Written task ▸ Extract the complete listing and repeat it word for word.

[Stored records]
....

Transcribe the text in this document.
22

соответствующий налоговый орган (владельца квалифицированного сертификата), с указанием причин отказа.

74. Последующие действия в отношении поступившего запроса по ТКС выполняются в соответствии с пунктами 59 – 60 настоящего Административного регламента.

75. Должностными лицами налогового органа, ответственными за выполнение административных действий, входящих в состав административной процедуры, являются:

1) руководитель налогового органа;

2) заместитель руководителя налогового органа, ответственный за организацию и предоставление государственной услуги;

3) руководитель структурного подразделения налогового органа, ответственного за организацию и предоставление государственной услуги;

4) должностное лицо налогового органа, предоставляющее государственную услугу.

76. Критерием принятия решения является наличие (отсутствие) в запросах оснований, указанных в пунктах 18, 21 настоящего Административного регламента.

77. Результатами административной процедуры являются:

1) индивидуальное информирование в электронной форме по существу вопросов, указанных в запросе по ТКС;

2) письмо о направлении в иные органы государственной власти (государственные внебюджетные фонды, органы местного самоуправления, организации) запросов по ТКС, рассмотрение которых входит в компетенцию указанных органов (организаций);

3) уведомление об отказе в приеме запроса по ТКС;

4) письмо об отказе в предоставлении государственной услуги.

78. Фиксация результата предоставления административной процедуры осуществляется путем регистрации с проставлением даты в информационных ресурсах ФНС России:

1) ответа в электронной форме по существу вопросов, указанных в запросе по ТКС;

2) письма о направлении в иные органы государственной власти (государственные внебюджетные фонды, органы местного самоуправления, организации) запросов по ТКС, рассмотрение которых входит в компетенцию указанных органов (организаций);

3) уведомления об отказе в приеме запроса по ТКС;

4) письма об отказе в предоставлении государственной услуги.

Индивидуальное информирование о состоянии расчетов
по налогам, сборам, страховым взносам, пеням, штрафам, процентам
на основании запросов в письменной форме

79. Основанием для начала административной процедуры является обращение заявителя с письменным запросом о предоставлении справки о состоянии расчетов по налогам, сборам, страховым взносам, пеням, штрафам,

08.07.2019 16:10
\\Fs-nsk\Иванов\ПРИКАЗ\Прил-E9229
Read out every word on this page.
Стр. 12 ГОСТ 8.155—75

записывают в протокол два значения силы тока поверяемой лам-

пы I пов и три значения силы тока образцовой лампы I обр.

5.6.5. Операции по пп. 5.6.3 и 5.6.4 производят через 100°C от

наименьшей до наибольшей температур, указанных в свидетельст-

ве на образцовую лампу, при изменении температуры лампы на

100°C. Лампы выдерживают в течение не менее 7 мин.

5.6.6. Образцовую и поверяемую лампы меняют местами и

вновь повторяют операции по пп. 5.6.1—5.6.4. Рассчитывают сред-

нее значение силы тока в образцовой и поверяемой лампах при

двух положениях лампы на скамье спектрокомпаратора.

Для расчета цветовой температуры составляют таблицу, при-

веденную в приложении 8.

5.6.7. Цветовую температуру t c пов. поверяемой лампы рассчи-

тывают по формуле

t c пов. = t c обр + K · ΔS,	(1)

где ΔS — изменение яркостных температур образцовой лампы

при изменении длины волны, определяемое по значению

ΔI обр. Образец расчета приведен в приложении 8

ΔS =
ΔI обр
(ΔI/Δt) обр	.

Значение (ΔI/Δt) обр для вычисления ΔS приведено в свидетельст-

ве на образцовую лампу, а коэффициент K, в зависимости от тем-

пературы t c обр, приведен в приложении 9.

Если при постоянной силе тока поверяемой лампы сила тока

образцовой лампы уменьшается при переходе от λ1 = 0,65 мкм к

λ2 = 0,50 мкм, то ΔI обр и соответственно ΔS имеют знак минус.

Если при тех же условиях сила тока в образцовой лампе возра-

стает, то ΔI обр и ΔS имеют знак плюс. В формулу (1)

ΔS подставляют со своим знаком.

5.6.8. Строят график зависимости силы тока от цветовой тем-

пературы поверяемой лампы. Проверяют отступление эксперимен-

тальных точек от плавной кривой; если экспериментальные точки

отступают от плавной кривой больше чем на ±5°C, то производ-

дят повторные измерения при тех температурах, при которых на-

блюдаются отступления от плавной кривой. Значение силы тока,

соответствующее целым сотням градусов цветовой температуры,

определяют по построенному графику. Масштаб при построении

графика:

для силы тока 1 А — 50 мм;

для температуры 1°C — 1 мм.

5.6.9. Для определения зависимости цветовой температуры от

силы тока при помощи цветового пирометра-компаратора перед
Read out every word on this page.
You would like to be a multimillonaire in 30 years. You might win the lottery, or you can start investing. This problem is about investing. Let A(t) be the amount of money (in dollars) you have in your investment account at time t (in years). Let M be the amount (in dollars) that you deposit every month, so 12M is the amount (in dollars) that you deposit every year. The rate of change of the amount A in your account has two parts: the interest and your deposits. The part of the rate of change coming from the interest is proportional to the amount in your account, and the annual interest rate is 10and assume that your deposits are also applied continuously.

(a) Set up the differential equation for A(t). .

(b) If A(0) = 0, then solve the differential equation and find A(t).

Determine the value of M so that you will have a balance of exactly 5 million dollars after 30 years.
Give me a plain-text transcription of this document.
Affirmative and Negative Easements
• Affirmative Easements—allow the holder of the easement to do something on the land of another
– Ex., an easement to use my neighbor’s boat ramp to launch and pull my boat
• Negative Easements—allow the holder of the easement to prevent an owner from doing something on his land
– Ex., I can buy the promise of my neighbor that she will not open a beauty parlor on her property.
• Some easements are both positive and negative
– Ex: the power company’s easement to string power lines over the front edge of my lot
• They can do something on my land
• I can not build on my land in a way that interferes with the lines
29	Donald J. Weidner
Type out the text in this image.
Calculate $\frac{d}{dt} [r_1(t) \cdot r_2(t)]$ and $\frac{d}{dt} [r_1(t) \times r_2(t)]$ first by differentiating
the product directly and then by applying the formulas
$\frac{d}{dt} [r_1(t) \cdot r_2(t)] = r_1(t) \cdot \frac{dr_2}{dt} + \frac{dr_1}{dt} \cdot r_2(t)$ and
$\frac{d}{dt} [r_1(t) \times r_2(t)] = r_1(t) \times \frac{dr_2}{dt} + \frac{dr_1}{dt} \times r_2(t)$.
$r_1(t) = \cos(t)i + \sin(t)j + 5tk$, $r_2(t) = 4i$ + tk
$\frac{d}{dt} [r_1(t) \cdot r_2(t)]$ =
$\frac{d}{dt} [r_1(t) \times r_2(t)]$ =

....

Written solution ▸
Transcribe the text in this document.
22

соответствующий налоговый орган (владельца квалифицированного сертификата), с указанием причин отказа.

74. Последующие действия в отношении поступившего запроса по ТКС выполняются в соответствии с пунктами 59 – 60 настоящего Административного регламента.

75. Должностными лицами налогового органа, ответственными за выполнение административных действий, входящих в состав административной процедуры, являются:

1) руководитель налогового органа;

2) заместитель руководителя налогового органа, ответственный за организацию и предоставление государственной услуги;

3) руководитель структурного подразделения налогового органа, ответственного за организацию и предоставление государственной услуги;

4) должностное лицо налогового органа, предоставляющее государственную услугу.

76. Критерием принятия решения является наличие (отсутствие) в запросах оснований, указанных в пунктах 18, 21 настоящего Административного регламента.

77. Результатами административной процедуры являются:

1) индивидуальное информирование в электронной форме по существу вопросов, указанных в запросе по ТКС;

2) письмо о направлении в иные органы государственной власти (государственные внебюджетные фонды, органы местного самоуправления, организации) запросов по ТКС, рассмотрение которых входит в компетенцию указанных органов (организаций);

3) уведомление об отказе в приеме запроса по ТКС;

4) письмо об отказе в предоставлении государственной услуги.

78. Фиксация результата предоставления административной процедуры осуществляется путем регистрации с проставлением даты в информационных ресурсах ФНС России:

1) ответа в электронной форме по существу вопросов, указанных в запросе по ТКС;

2) письма о направлении в иные органы государственной власти (государственные внебюджетные фонды, органы местного самоуправления, организации) запросов по ТКС, рассмотрение которых входит в компетенцию указанных органов (организаций);

3) уведомления об отказе в приеме запроса по ТКС;

4) письма об отказе в предоставлении государственной услуги.

Индивидуальное информирование о состоянии расчетов
по налогам, сборам, страховым взносам, пеням, штрафам, процентам
на основании запросов в письменной форме

79. Основанием для начала административной процедуры является обращение заявителя с письменным запросом о предоставлении справки о состоянии расчетов по налогам, сборам, страховым взносам, пеням, штрафам,

08.07.2019 16:10
\\Fs-nsk\Иванов\ПРИКАЗ\Прил-E9229
Read out every word on this page.
Стр. 12 ГОСТ 8.155—75

записывают в протокол два значения силы тока поверяемой лам-

пы I пов и три значения силы тока образцовой лампы I обр.

5.6.5. Операции по пп. 5.6.3 и 5.6.4 производят через 100°C от

наименьшей до наибольшей температур, указанных в свидетельст-

ве на образцовую лампу, при изменении температуры лампы на

100°C. Лампы выдерживают в течение не менее 7 мин.

5.6.6. Образцовую и поверяемую лампы меняют местами и

вновь повторяют операции по пп. 5.6.1—5.6.4. Рассчитывают сред-

нее значение силы тока в образцовой и поверяемой лампах при

двух положениях лампы на скамье спектрокомпаратора.

Для расчета цветовой температуры составляют таблицу, при-

веденную в приложении 8.

5.6.7. Цветовую температуру t c пов. поверяемой лампы рассчи-

тывают по формуле

t c пов. = t c обр + K · ΔS,	(1)

где ΔS — изменение яркостных температур образцовой лампы

при изменении длины волны, определяемое по значению

ΔI обр. Образец расчета приведен в приложении 8

ΔS =
ΔI обр
(ΔI/Δt) обр	.

Значение (ΔI/Δt) обр для вычисления ΔS приведено в свидетельст-

ве на образцовую лампу, а коэффициент K, в зависимости от тем-

пературы t c обр, приведен в приложении 9.

Если при постоянной силе тока поверяемой лампы сила тока

образцовой лампы уменьшается при переходе от λ1 = 0,65 мкм к

λ2 = 0,50 мкм, то ΔI обр и соответственно ΔS имеют знак минус.

Если при тех же условиях сила тока в образцовой лампе возра-

стает, то ΔI обр и ΔS имеют знак плюс. В формулу (1)

ΔS подставляют со своим знаком.

5.6.8. Строят график зависимости силы тока от цветовой тем-

пературы поверяемой лампы. Проверяют отступление эксперимен-

тальных точек от плавной кривой; если экспериментальные точки

отступают от плавной кривой больше чем на ±5°C, то производ-

дят повторные измерения при тех температурах, при которых на-

блюдаются отступления от плавной кривой. Значение силы тока,

соответствующее целым сотням градусов цветовой температуры,

определяют по построенному графику. Масштаб при построении

графика:

для силы тока 1 А — 50 мм;

для температуры 1°C — 1 мм.

5.6.9. Для определения зависимости цветовой температуры от

силы тока при помощи цветового пирометра-компаратора перед
Read out every word on this page.
You would like to be a multimillonaire in 30 years. You might win the lottery, or you can start investing. This problem is about investing. Let A(t) be the amount of money (in dollars) you have in your investment account at time t (in years). Let M be the amount (in dollars) that you deposit every month, so 12M is the amount (in dollars) that you deposit every year. The rate of change of the amount A in your account has two parts: the interest and your deposits. The part of the rate of change coming from the interest is proportional to the amount in your account, and the annual interest rate is 10and assume that your deposits are also applied continuously.

(a) Set up the differential equation for A(t). .

(b) If A(0) = 0, then solve the differential equation and find A(t).

Determine the value of M so that you will have a balance of exactly 5 million dollars after 30 years.
Give me a plain-text transcription of this document.
Affirmative and Negative Easements
• Affirmative Easements—allow the holder of the easement to do something on the land of another
– Ex., an easement to use my neighbor’s boat ramp to launch and pull my boat
• Negative Easements—allow the holder of the easement to prevent an owner from doing something on his land
– Ex., I can buy the promise of my neighbor that she will not open a beauty parlor on her property.
• Some easements are both positive and negative
– Ex: the power company’s easement to string power lines over the front edge of my lot
• They can do something on my land
• I can not build on my land in a way that interferes with the lines
29	Donald J. Weidner
Type out the text in this image.
Calculate $\frac{d}{dt} [r_1(t) \cdot r_2(t)]$ and $\frac{d}{dt} [r_1(t) \times r_2(t)]$ first by differentiating
the product directly and then by applying the formulas
$\frac{d}{dt} [r_1(t) \cdot r_2(t)] = r_1(t) \cdot \frac{dr_2}{dt} + \frac{dr_1}{dt} \cdot r_2(t)$ and
$\frac{d}{dt} [r_1(t) \times r_2(t)] = r_1(t) \times \frac{dr_2}{dt} + \frac{dr_1}{dt} \times r_2(t)$.
$r_1(t) = \cos(t)i + \sin(t)j + 5tk$, $r_2(t) = 4i$ + tk
$\frac{d}{dt} [r_1(t) \cdot r_2(t)]$ =
$\frac{d}{dt} [r_1(t) \times r_2(t)]$ =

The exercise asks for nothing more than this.